### Problem details
Search the listing for "Handy" and copy every line where it appears.

### Recorded data
################

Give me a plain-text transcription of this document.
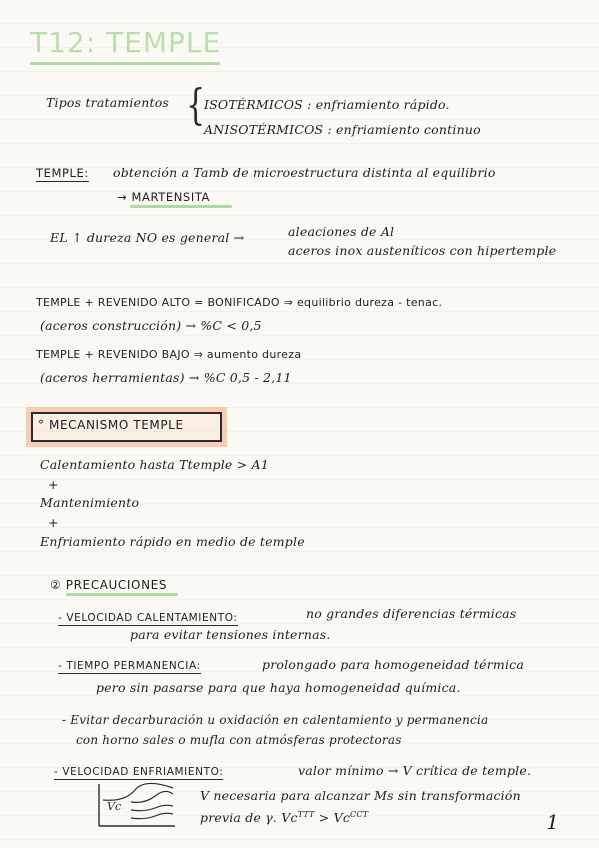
T12: TEMPLE
Tipos tratamientos {
ISOTÉRMICOS : enfriamiento rápido.
ANISOTÉRMICOS : enfriamiento continuo
TEMPLE: obtención a Tamb de microestructura distinta al equilibrio
→ MARTENSITA
EL ↑ dureza NO es general →	aleaciones de Al
aceros inox austeníticos con hipertemple
TEMPLE + REVENIDO ALTO = BONIFICADO ⇒ equilibrio dureza - tenac.
(aceros construcción) → %C < 0,5
TEMPLE + REVENIDO BAJO ⇒ aumento dureza
(aceros herramientas) → %C 0,5 - 2,11
° MECANISMO TEMPLE
Calentamiento hasta Ttemple > A1
+
Mantenimiento
+
Enfriamiento rápido en medio de temple
② PRECAUCIONES
- VELOCIDAD CALENTAMIENTO:	no grandes diferencias térmicas
para evitar tensiones internas.
- TIEMPO PERMANENCIA:	prolongado para homogeneidad térmica
pero sin pasarse para que haya homogeneidad química.
- Evitar decarburación u oxidación en calentamiento y permanencia
con horno sales o mufla con atmósferas protectoras
- VELOCIDAD ENFRIAMIENTO:	valor mínimo → V crítica de temple.
V necesaria para alcanzar Ms sin transformación
previa de γ. $Vc^{TTT} > Vc^{CCT}$
Vc
1
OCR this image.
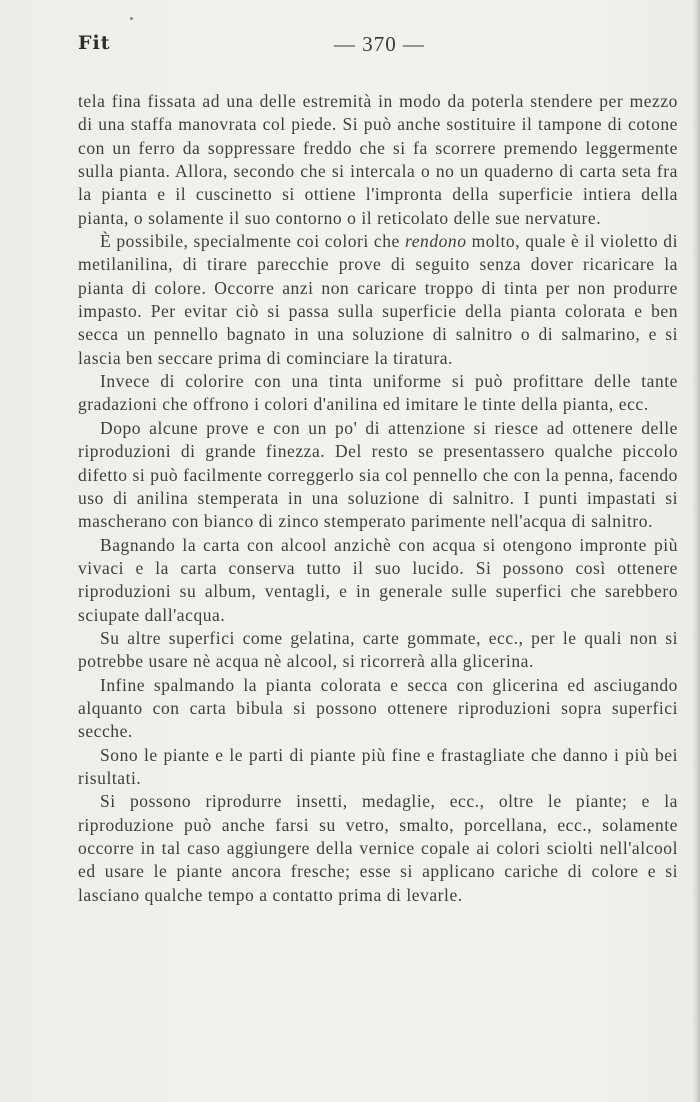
Fit	— 370 —

tela fina fissata ad una delle estremità in modo da poterla stendere per mezzo di una staffa manovrata col piede. Si può anche sostituire il tampone di cotone con un ferro da soppressare freddo che si fa scorrere premendo leggermente sulla pianta. Allora, secondo che si intercala o no un quaderno di carta seta fra la pianta e il cuscinetto si ottiene l'impronta della superficie intiera della pianta, o solamente il suo contorno o il reticolato delle sue nervature.

È possibile, specialmente coi colori che rendono molto, quale è il violetto di metilanilina, di tirare parecchie prove di seguito senza dover ricaricare la pianta di colore. Occorre anzi non caricare troppo di tinta per non produrre impasto. Per evitar ciò si passa sulla superficie della pianta colorata e ben secca un pennello bagnato in una soluzione di salnitro o di salmarino, e si lascia ben seccare prima di cominciare la tiratura.

Invece di colorire con una tinta uniforme si può profittare delle tante gradazioni che offrono i colori d'anilina ed imitare le tinte della pianta, ecc.

Dopo alcune prove e con un po' di attenzione si riesce ad ottenere delle riproduzioni di grande finezza. Del resto se presentassero qualche piccolo difetto si può facilmente correggerlo sia col pennello che con la penna, facendo uso di anilina stemperata in una soluzione di salnitro. I punti impastati si mascherano con bianco di zinco stemperato parimente nell'acqua di salnitro.

Bagnando la carta con alcool anzichè con acqua si otengono impronte più vivaci e la carta conserva tutto il suo lucido. Si possono così ottenere riproduzioni su album, ventagli, e in generale sulle superfici che sarebbero sciupate dall'acqua.

Su altre superfici come gelatina, carte gommate, ecc., per le quali non si potrebbe usare nè acqua nè alcool, si ricorrerà alla glicerina.

Infine spalmando la pianta colorata e secca con glicerina ed asciugando alquanto con carta bibula si possono ottenere riproduzioni sopra superfici secche.

Sono le piante e le parti di piante più fine e frastagliate che danno i più bei risultati.

Si possono riprodurre insetti, medaglie, ecc., oltre le piante; e la riproduzione può anche farsi su vetro, smalto, porcellana, ecc., solamente occorre in tal caso aggiungere della vernice copale ai colori sciolti nell'alcool ed usare le piante ancora fresche; esse si applicano cariche di colore e si lasciano qualche tempo a contatto prima di levarle.
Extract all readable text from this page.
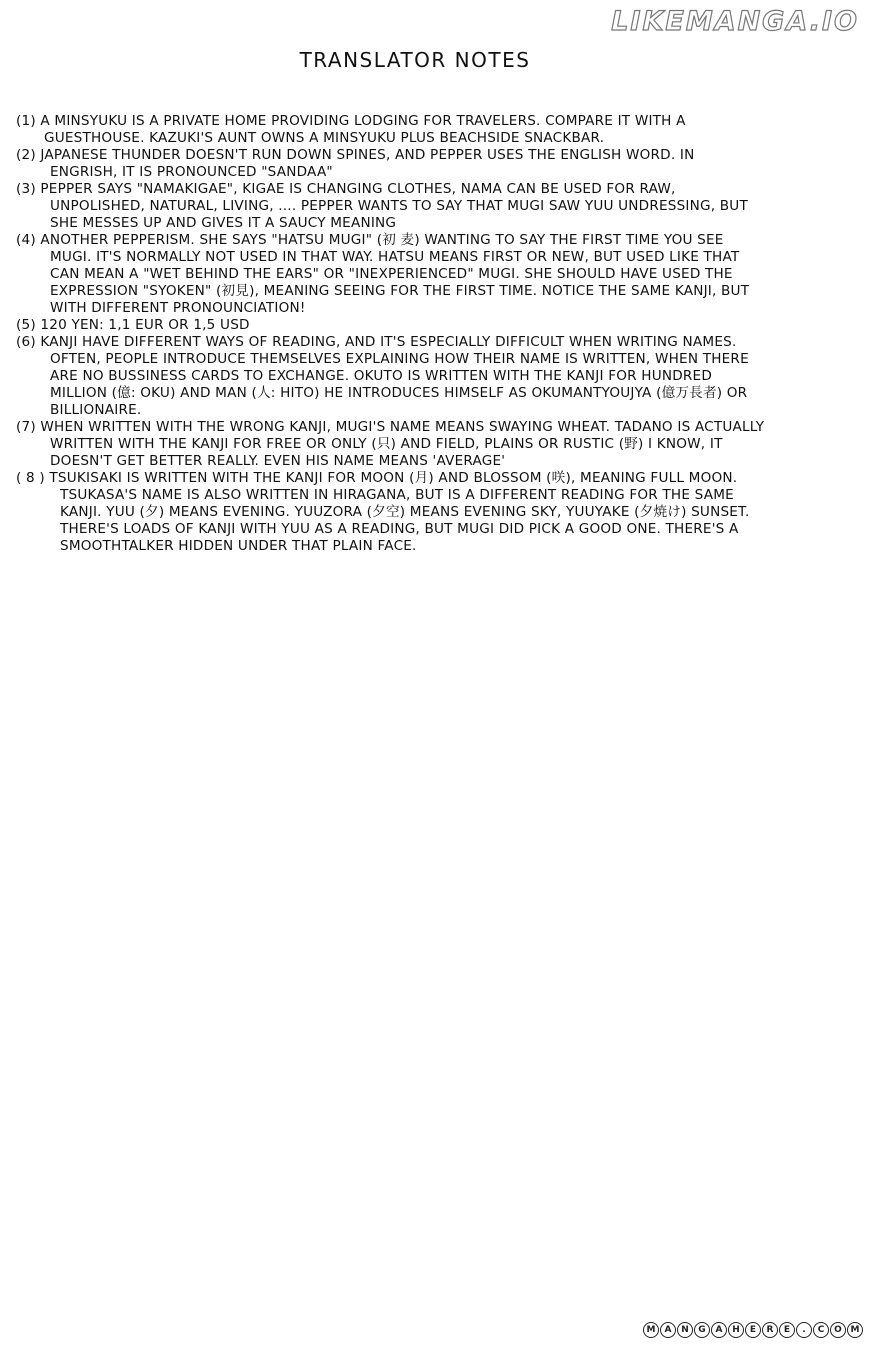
LIKEMANGA.IO
TRANSLATOR NOTES
(1) A MINSYUKU IS A PRIVATE HOME PROVIDING LODGING FOR TRAVELERS. COMPARE IT WITH A
GUESTHOUSE. KAZUKI'S AUNT OWNS A MINSYUKU PLUS BEACHSIDE SNACKBAR.
(2) JAPANESE THUNDER DOESN'T RUN DOWN SPINES, AND PEPPER USES THE ENGLISH WORD. IN
ENGRISH, IT IS PRONOUNCED "SANDAA"
(3) PEPPER SAYS "NAMAKIGAE", KIGAE IS CHANGING CLOTHES, NAMA CAN BE USED FOR RAW,
UNPOLISHED, NATURAL, LIVING, .... PEPPER WANTS TO SAY THAT MUGI SAW YUU UNDRESSING, BUT
SHE MESSES UP AND GIVES IT A SAUCY MEANING
(4) ANOTHER PEPPERISM. SHE SAYS "HATSU MUGI" (初 麦) WANTING TO SAY THE FIRST TIME YOU SEE
MUGI. IT'S NORMALLY NOT USED IN THAT WAY. HATSU MEANS FIRST OR NEW, BUT USED LIKE THAT
CAN MEAN A "WET BEHIND THE EARS" OR "INEXPERIENCED" MUGI. SHE SHOULD HAVE USED THE
EXPRESSION "SYOKEN" (初見), MEANING SEEING FOR THE FIRST TIME. NOTICE THE SAME KANJI, BUT
WITH DIFFERENT PRONOUNCIATION!
(5) 120 YEN: 1,1 EUR OR 1,5 USD
(6) KANJI HAVE DIFFERENT WAYS OF READING, AND IT'S ESPECIALLY DIFFICULT WHEN WRITING NAMES.
OFTEN, PEOPLE INTRODUCE THEMSELVES EXPLAINING HOW THEIR NAME IS WRITTEN, WHEN THERE
ARE NO BUSSINESS CARDS TO EXCHANGE. OKUTO IS WRITTEN WITH THE KANJI FOR HUNDRED
MILLION (億: OKU) AND MAN (人: HITO) HE INTRODUCES HIMSELF AS OKUMANTYOUJYA (億万長者) OR
BILLIONAIRE.
(7) WHEN WRITTEN WITH THE WRONG KANJI, MUGI'S NAME MEANS SWAYING WHEAT. TADANO IS ACTUALLY
WRITTEN WITH THE KANJI FOR FREE OR ONLY (只) AND FIELD, PLAINS OR RUSTIC (野) I KNOW, IT
DOESN'T GET BETTER REALLY. EVEN HIS NAME MEANS 'AVERAGE'
( 8 ) TSUKISAKI IS WRITTEN WITH THE KANJI FOR MOON (月) AND BLOSSOM (咲), MEANING FULL MOON.
TSUKASA'S NAME IS ALSO WRITTEN IN HIRAGANA, BUT IS A DIFFERENT READING FOR THE SAME
KANJI. YUU (夕) MEANS EVENING. YUUZORA (夕空) MEANS EVENING SKY, YUUYAKE (夕焼け) SUNSET.
THERE'S LOADS OF KANJI WITH YUU AS A READING, BUT MUGI DID PICK A GOOD ONE. THERE'S A
SMOOTHTALKER HIDDEN UNDER THAT PLAIN FACE.
M	A	N	G	A	H	E	R	E	.	C	O M
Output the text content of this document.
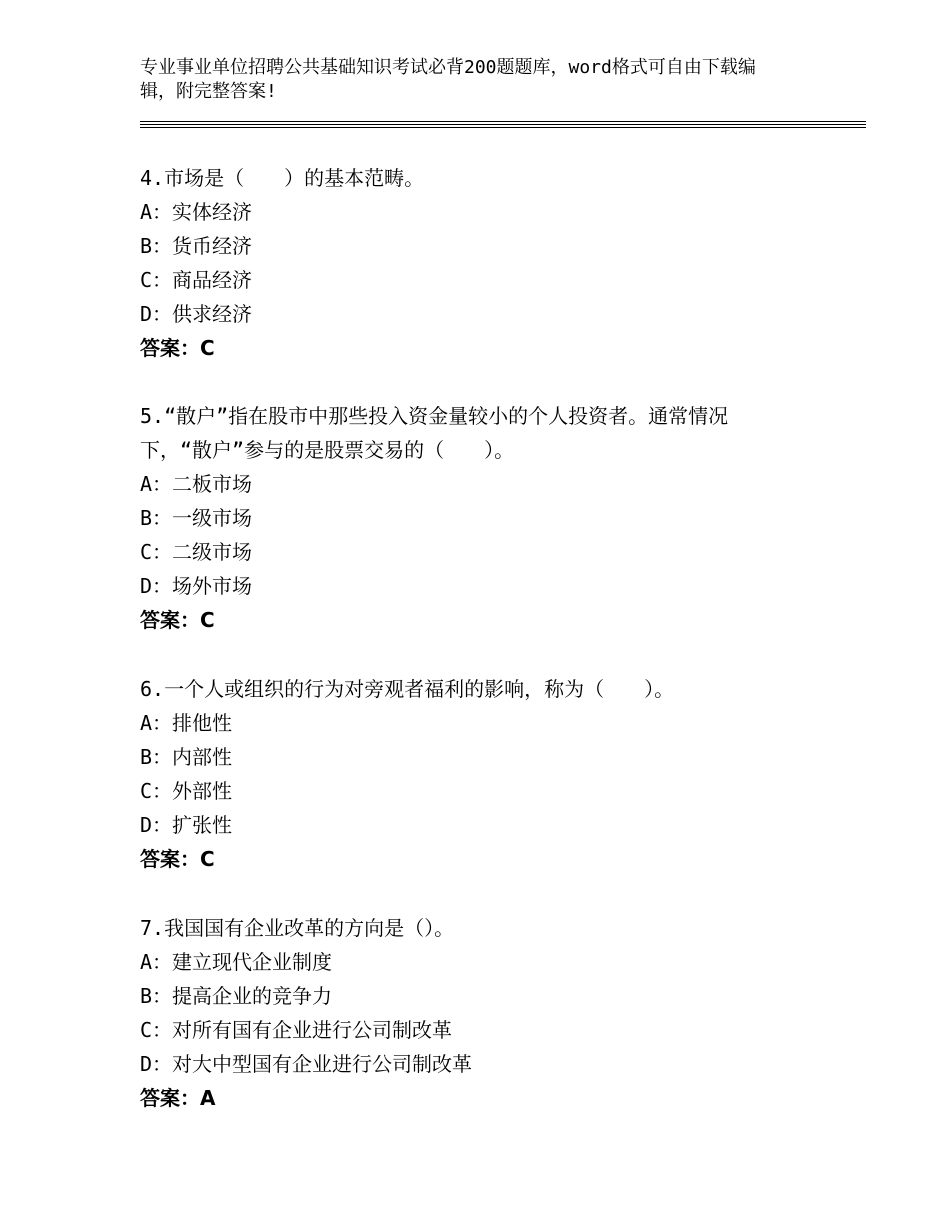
专业事业单位招聘公共基础知识考试必背200题题库，word格式可自由下载编辑，附完整答案!

4.市场是（　　）的基本范畴。

A：实体经济

B：货币经济

C：商品经济

D：供求经济

答案：C

5.“散户”指在股市中那些投入资金量较小的个人投资者。通常情况下，“散户”参与的是股票交易的（　　）。

A：二板市场

B：一级市场

C：二级市场

D：场外市场

答案：C

6.一个人或组织的行为对旁观者福利的影响，称为（　　）。

A：排他性

B：内部性

C：外部性

D：扩张性

答案：C

7.我国国有企业改革的方向是（）。

A：建立现代企业制度

B：提高企业的竞争力

C：对所有国有企业进行公司制改革

D：对大中型国有企业进行公司制改革

答案：A
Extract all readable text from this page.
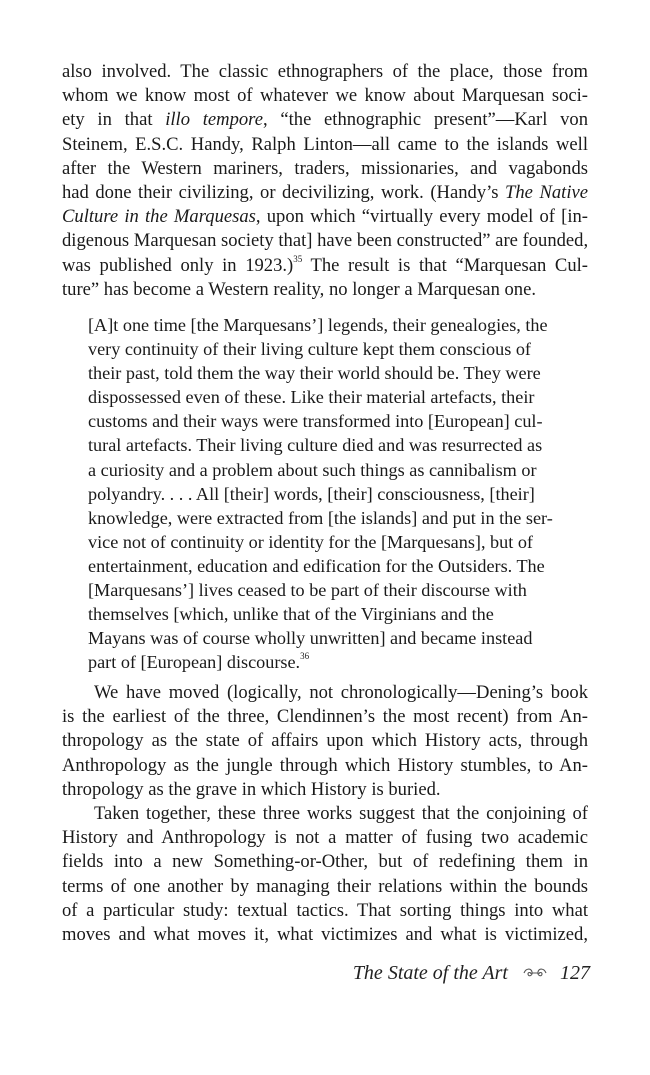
also involved. The classic ethnographers of the place, those from
whom we know most of whatever we know about Marquesan soci-
ety in that illo tempore, “the ethnographic present”—Karl von
Steinem, E.S.C. Handy, Ralph Linton—all came to the islands well
after the Western mariners, traders, missionaries, and vagabonds
had done their civilizing, or decivilizing, work. (Handy’s The Native
Culture in the Marquesas, upon which “virtually every model of [in-
digenous Marquesan society that] have been constructed” are founded,
was published only in 1923.)$^{35}$ The result is that “Marquesan Cul-
ture” has become a Western reality, no longer a Marquesan one.
[A]t one time [the Marquesans’] legends, their genealogies, the
very continuity of their living culture kept them conscious of
their past, told them the way their world should be. They were
dispossessed even of these. Like their material artefacts, their
customs and their ways were transformed into [European] cul-
tural artefacts. Their living culture died and was resurrected as
a curiosity and a problem about such things as cannibalism or
polyandry. . . . All [their] words, [their] consciousness, [their]
knowledge, were extracted from [the islands] and put in the ser-
vice not of continuity or identity for the [Marquesans], but of
entertainment, education and edification for the Outsiders. The
[Marquesans’] lives ceased to be part of their discourse with
themselves [which, unlike that of the Virginians and the
Mayans was of course wholly unwritten] and became instead
part of [European] discourse.$^{36}$
We have moved (logically, not chronologically—Dening’s book
is the earliest of the three, Clendinnen’s the most recent) from An-
thropology as the state of affairs upon which History acts, through
Anthropology as the jungle through which History stumbles, to An-
thropology as the grave in which History is buried.
Taken together, these three works suggest that the conjoining of
History and Anthropology is not a matter of fusing two academic
fields into a new Something-or-Other, but of redefining them in
terms of one another by managing their relations within the bounds
of a particular study: textual tactics. That sorting things into what
moves and what moves it, what victimizes and what is victimized,
The State of the Art	127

################

### Task response
Steinem, E.S.C. Handy, Ralph Linton—all came to the islands well
had done their civilizing, or decivilizing, work. (Handy’s The Native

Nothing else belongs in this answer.